BEGIN Data shown

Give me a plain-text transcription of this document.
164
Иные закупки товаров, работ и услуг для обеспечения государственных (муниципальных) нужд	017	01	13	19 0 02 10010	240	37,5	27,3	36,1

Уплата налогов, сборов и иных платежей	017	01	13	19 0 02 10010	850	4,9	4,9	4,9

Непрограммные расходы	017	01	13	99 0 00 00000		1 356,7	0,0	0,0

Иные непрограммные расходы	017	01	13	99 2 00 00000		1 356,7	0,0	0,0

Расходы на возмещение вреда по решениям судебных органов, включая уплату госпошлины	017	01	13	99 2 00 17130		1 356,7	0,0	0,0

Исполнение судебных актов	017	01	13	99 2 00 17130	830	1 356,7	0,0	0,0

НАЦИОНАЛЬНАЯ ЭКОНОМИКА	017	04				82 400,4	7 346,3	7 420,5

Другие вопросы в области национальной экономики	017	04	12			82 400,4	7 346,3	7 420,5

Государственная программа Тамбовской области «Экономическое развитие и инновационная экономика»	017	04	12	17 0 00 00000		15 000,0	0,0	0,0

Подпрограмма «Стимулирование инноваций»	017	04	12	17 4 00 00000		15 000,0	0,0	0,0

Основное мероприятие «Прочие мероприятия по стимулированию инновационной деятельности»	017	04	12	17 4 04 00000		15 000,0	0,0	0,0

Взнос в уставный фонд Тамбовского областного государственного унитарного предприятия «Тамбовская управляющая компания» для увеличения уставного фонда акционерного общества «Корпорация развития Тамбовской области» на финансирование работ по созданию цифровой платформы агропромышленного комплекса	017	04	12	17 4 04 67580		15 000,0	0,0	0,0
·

END Data shown

Return all lines containing "судебных".

(Solution below)
Расходы на возмещение вреда по решениям судебных органов, включая уплату госпошлины	017	01	13	99 2 00 17130		1 356,7	0,0	0,0
Исполнение судебных актов	017	01	13	99 2 00 17130	830	1 356,7	0,0	0,0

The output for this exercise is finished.